**Page text:**
****************

I see only disk.file_format is mishandled and causing the resource update.

ipv4_addresses, ipv6_addresses, network_interface_names are computed attributes, their values are retrieved from the VM, hence (known after apply) status. They are not to be updated in-place (i.e. in the VM), but marked with ~ as potentially to be updated in the TF state with the new values after apply.

@robcxyz
Copy link

robcxyz commented Aug 26, 2024

I was also getting architecture creating a diff to be updated in-place but then after using an image with qemu agent pre-installed the diff went away.

Edit: Actually getting a diff now after adding a few more VMs on the architecture. Not sure why I thought this was resolved before since I remember specifically testing if I got a diff after another apply.

      ~ cpu {
          + architecture = "x86_64"
            # (9 unchanged attributes hidden)
        }

So this definitely seems like a bug.

@windowsrefund
Copy link
Contributor

@bpg While I can appreciate your comment about the values being "potentially" updated by the VM, this does have a bit of a "false positive" bug kinda feel to it. After all, terraform plan is saying it wants to make 1 change. In a professional environment, that's not going to cut it and once the constant explanations wear thin, the condition will just be known and referred to as "that buggy provider's problem". Not saying that's correct... just saying that's the perception when it comes to false positives like this.

****************

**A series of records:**
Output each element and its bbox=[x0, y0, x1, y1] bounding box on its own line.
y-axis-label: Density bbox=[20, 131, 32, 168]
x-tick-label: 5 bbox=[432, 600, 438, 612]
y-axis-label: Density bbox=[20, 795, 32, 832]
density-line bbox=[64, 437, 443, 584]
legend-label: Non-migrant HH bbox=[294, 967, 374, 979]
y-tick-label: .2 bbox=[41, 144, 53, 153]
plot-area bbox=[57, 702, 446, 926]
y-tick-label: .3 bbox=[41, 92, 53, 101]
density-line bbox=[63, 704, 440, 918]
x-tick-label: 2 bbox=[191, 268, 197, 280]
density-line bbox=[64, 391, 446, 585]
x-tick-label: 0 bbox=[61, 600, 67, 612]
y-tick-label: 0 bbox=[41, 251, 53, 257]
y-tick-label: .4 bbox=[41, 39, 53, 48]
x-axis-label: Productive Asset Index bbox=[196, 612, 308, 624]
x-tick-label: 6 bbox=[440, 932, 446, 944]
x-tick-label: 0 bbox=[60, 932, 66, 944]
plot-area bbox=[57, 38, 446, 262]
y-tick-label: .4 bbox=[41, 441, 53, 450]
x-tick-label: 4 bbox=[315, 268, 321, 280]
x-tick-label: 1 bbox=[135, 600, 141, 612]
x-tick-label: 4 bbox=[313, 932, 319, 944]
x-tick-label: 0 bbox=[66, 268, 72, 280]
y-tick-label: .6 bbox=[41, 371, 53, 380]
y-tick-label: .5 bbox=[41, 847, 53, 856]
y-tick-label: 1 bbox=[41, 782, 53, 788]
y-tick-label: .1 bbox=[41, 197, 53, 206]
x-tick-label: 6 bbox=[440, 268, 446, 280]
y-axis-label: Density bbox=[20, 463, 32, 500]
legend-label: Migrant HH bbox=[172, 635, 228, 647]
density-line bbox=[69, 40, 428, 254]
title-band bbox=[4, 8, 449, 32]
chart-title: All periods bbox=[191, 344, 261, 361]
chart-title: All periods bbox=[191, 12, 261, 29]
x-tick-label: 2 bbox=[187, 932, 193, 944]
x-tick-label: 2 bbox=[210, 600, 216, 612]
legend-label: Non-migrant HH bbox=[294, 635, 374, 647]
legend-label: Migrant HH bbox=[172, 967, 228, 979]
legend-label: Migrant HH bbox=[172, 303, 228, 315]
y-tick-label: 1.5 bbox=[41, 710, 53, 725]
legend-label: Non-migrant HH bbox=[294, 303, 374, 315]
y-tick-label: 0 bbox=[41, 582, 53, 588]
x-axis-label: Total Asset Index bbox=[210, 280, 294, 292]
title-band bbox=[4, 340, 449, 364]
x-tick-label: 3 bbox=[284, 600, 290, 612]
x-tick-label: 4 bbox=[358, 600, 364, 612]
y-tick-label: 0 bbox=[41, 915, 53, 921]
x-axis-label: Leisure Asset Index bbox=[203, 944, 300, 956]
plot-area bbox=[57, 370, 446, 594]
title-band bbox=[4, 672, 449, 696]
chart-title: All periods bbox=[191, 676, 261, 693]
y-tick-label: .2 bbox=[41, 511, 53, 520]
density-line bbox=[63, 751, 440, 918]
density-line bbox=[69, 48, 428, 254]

****************

**Complete the following:**
a: According to the forum thread, which attribute is mishandled and causing the resource update?
b: Decide whether each statement agrees with the forum thread, answering yes or no and quoting the words that settle it: (i) ipv4_addresses is a computed attribute whose value comes from the VM. (ii) robcxyz found the architecture diff stayed gone after adding more VMs. (iii) windowsrefund says terraform plan wants to make two changes.
The entries above are material separate from the forum thread.

**Set of answers:**
a: disk.file_format

b:
(i) Yes: "ipv4_addresses, ipv6_addresses, network_interface_names are computed attributes, their values are retrieved from the VM"
(ii) No: "Actually getting a diff now after adding a few more VMs on the architecture."
(iii) No: "terraform plan is saying it wants to make 1 change."